──────── Given text

There was one film, in particular, that impressed me, a made-for-television movie called The Plumber, directed by Peter Weir. It was unlike all the other Australian movies I had seen in that it took no advantage whatsoever of Australia’s panoramic potential. It was the story of a graduate student in anthropology, who spends all her time alone in a tiny high-rise apartment, studying videotapes and photographs of Melanesian men. Her husband is a young, ambitious doctor who spends all his time at the lab and seems not to be paying very much attention to what is going on at home. One day there’s a knock on the apartment door and a big guy with a lot of curly black hair is standing in the hallway. He’s wearing blue jeans and a utility belt hung with tools that bounce against his hip. “I’m the plumber,” he says. And she says, “What plumber?” And he says, “I’m here to check the plumbing.” And she says, “I didn’t call for anyone to check the plumbing.” And he says, “It’s just a routine thing.” And she hesitates a second and then she says, “OK,” and lets him in.
The fact that Voss was an inane guidebook for someone going to live in late-twentieth-century urban Australia, or that The Plumber was more about class warfare than transgressive sex, had no effect whatsoever on my enthusiasm. Nor did the fact that virtually every other American or Canadian graduate student I met, and a fair few of the Germans, Dutch, and Scandinavians, was also writing about explorers. It was as though we had all found copies of the same novel and were all giddy with the excitement of traveling to a place from which, we imagined romantically, we might never return.
Our professors, who were, of course, Australians, viewed us with varying degrees of humor and contempt, as did most of the Australian students, who were bent on deconstructing the colonial system in which they considered themselves mired. But, as I had been trying to explain to my chairman, we were all just working from experience. We, who came from elsewhere, were drawn to stories about other people who had come from someplace else. They, who had always been there, were completely uninterested in the idea of discovery. They had other things to think about, like, for instance, getting away.

────────────────
──────── Stored records

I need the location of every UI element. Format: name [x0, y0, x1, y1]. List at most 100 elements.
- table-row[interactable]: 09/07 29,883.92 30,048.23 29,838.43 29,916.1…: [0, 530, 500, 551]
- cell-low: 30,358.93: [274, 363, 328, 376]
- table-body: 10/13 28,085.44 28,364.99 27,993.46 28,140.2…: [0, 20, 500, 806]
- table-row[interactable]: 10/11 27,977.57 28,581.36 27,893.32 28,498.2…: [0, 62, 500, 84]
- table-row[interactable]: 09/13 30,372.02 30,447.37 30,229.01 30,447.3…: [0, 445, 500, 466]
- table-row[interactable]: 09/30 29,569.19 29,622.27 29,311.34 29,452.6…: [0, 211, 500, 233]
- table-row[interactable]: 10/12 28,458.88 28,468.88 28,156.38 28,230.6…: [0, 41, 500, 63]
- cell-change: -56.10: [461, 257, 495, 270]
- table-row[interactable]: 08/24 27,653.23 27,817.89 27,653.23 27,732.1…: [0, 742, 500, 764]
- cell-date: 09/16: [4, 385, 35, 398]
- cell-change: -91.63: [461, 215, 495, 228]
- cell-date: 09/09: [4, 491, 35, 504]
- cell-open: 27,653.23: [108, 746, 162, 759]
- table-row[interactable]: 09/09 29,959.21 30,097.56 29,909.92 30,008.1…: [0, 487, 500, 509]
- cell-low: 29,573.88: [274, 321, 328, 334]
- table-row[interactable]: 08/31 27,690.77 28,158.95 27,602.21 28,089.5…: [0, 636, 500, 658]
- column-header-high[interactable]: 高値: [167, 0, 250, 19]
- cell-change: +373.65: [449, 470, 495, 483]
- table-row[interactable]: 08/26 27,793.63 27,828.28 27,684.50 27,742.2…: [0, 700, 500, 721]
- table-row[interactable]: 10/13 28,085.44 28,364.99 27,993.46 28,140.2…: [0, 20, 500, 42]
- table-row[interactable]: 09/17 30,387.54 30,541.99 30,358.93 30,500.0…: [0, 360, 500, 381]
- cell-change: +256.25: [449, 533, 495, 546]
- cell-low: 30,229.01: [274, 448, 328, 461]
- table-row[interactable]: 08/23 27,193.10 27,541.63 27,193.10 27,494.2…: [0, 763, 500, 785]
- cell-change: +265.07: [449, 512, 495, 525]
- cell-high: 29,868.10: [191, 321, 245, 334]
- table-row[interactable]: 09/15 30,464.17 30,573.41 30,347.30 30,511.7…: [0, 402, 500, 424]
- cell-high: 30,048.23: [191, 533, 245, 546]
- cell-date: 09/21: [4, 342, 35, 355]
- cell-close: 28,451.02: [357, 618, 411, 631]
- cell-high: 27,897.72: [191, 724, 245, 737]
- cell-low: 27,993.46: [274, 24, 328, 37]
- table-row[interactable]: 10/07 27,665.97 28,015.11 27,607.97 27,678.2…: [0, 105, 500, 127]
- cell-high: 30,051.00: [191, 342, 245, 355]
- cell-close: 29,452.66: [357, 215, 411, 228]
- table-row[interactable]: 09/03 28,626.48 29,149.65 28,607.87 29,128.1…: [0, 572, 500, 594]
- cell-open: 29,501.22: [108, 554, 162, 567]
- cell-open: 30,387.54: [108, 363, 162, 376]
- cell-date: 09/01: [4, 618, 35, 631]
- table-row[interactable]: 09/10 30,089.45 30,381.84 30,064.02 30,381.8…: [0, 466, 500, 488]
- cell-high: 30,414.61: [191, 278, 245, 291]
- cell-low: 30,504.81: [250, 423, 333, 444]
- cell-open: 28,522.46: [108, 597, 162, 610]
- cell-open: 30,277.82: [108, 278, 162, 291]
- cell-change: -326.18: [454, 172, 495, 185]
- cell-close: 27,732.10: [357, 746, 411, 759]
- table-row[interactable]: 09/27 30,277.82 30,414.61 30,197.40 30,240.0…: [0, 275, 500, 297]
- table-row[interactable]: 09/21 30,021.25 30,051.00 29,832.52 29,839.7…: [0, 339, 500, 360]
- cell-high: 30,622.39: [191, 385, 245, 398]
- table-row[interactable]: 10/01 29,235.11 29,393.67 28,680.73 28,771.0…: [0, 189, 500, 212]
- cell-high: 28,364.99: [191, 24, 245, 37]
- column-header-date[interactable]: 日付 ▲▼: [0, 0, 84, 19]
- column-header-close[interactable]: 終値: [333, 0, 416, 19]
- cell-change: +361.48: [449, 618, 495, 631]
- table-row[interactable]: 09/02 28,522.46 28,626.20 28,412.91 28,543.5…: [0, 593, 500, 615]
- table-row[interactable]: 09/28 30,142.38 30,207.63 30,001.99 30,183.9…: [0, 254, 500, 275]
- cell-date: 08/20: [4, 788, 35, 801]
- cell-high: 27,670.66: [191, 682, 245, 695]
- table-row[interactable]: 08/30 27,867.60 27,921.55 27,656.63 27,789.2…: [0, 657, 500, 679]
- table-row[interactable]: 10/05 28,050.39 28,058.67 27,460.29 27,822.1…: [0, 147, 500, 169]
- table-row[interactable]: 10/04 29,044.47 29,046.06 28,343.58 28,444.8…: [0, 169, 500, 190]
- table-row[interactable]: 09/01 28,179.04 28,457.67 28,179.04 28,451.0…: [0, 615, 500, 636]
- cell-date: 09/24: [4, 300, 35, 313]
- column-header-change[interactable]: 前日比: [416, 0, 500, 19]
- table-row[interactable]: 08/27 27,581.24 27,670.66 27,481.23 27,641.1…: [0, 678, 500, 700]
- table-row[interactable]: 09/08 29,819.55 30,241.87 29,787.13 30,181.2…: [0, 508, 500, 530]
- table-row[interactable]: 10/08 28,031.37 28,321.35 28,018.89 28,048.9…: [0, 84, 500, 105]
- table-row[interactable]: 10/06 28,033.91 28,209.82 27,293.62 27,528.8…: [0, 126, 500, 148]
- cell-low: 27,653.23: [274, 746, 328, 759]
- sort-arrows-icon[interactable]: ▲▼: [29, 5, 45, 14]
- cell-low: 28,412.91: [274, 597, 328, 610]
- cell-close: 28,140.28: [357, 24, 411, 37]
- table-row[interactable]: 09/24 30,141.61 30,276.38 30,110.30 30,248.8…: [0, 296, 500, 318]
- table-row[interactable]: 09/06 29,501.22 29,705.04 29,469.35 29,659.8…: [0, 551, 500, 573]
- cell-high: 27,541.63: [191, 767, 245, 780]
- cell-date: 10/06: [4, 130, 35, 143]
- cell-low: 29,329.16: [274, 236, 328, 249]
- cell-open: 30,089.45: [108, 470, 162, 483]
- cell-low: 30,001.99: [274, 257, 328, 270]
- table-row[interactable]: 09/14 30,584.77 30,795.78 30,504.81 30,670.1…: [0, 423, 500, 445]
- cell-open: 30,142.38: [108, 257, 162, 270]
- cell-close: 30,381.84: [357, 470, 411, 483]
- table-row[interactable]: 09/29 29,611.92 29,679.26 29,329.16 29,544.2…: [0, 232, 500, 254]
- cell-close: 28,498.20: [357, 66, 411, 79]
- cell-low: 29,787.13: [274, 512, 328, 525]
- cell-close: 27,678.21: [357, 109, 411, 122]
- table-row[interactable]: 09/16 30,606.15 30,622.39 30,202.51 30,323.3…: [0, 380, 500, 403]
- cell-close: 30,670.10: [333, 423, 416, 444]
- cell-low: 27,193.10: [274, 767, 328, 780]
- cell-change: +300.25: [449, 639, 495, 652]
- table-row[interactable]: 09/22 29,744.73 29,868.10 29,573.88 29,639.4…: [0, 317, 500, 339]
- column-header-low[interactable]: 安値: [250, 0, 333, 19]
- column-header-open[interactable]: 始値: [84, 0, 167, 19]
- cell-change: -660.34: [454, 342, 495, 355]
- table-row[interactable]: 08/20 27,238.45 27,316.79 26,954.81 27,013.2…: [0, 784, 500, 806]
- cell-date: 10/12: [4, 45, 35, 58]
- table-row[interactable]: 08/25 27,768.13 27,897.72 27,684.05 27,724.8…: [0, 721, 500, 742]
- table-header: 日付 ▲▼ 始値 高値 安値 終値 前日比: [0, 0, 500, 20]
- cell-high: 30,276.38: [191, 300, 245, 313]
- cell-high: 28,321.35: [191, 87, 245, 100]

────────────────
──────── Stored records

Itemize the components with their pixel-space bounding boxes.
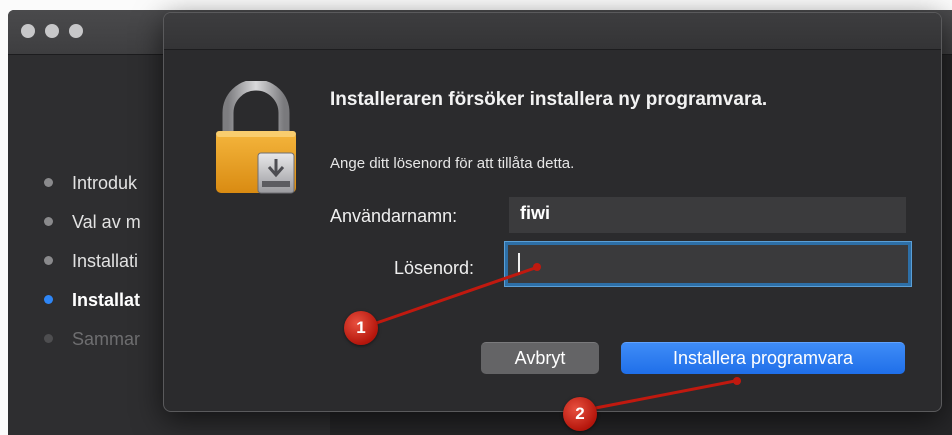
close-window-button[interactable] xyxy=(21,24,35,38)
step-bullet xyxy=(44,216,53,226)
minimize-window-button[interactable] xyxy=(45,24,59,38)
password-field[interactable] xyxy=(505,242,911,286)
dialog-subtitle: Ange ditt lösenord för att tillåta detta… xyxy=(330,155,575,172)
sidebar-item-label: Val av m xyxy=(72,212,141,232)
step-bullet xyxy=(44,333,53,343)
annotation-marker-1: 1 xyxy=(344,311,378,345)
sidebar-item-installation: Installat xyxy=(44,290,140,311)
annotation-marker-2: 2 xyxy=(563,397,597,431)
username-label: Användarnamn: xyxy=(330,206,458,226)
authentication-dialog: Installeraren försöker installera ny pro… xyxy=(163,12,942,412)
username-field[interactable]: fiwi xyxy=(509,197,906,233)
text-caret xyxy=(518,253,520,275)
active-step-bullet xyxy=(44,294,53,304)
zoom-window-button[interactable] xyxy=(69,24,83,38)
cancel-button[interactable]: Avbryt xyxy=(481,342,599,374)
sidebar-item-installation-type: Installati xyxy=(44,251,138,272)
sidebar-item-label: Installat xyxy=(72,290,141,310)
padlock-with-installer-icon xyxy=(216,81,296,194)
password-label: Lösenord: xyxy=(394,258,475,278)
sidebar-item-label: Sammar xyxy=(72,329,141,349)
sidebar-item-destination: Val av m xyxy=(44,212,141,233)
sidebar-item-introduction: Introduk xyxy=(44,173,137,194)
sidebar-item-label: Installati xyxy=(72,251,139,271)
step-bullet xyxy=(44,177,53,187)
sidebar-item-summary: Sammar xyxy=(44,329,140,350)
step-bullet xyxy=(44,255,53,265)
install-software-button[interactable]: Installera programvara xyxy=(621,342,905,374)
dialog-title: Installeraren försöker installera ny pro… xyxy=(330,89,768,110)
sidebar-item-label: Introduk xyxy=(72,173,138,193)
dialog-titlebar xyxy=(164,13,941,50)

────────────────

# What to work on:
a - Based on the passage about the film The Plumber, do these statements agree with the text? Answer yes or no for each, and quote the words that decide it. (i) The anthropology student's husband is a doctor. (ii) The Plumber makes heavy use of Australia's wide landscapes. (iii) The Australian students were keenly interested in the idea of discovery.
b - Copy out the rows from the one containing "I need the location" through the one containing "- table-row[interactable]: 10/13", both ends included.

# Solutions below:
a -
(i) Yes: "Her husband is a young, ambitious doctor"
(ii) No: "it took no advantage whatsoever of Australia’s panoramic potential"
(iii) No: "They, who had always been there, were completely uninterested in the idea of discovery."

b -
I need the location of every UI element. Format: name [x0, y0, x1, y1]. List at most 100 elements.
- table-row[interactable]: 09/07 29,883.92 30,048.23 29,838.43 29,916.1…: [0, 530, 500, 551]
- cell-low: 30,358.93: [274, 363, 328, 376]
- table-body: 10/13 28,085.44 28,364.99 27,993.46 28,140.2…: [0, 20, 500, 806]
- table-row[interactable]: 10/11 27,977.57 28,581.36 27,893.32 28,498.2…: [0, 62, 500, 84]
- table-row[interactable]: 09/13 30,372.02 30,447.37 30,229.01 30,447.3…: [0, 445, 500, 466]
- table-row[interactable]: 09/30 29,569.19 29,622.27 29,311.34 29,452.6…: [0, 211, 500, 233]
- table-row[interactable]: 10/12 28,458.88 28,468.88 28,156.38 28,230.6…: [0, 41, 500, 63]
- cell-change: -56.10: [461, 257, 495, 270]
- table-row[interactable]: 08/24 27,653.23 27,817.89 27,653.23 27,732.1…: [0, 742, 500, 764]
- cell-date: 09/16: [4, 385, 35, 398]
- cell-change: -91.63: [461, 215, 495, 228]
- cell-date: 09/09: [4, 491, 35, 504]
- cell-open: 27,653.23: [108, 746, 162, 759]
- table-row[interactable]: 09/09 29,959.21 30,097.56 29,909.92 30,008.1…: [0, 487, 500, 509]
- cell-low: 29,573.88: [274, 321, 328, 334]
- table-row[interactable]: 08/31 27,690.77 28,158.95 27,602.21 28,089.5…: [0, 636, 500, 658]
- column-header-high[interactable]: 高値: [167, 0, 250, 19]
- cell-change: +373.65: [449, 470, 495, 483]
- table-row[interactable]: 08/26 27,793.63 27,828.28 27,684.50 27,742.2…: [0, 700, 500, 721]
- table-row[interactable]: 10/13 28,085.44 28,364.99 27,993.46 28,140.2…: [0, 20, 500, 42]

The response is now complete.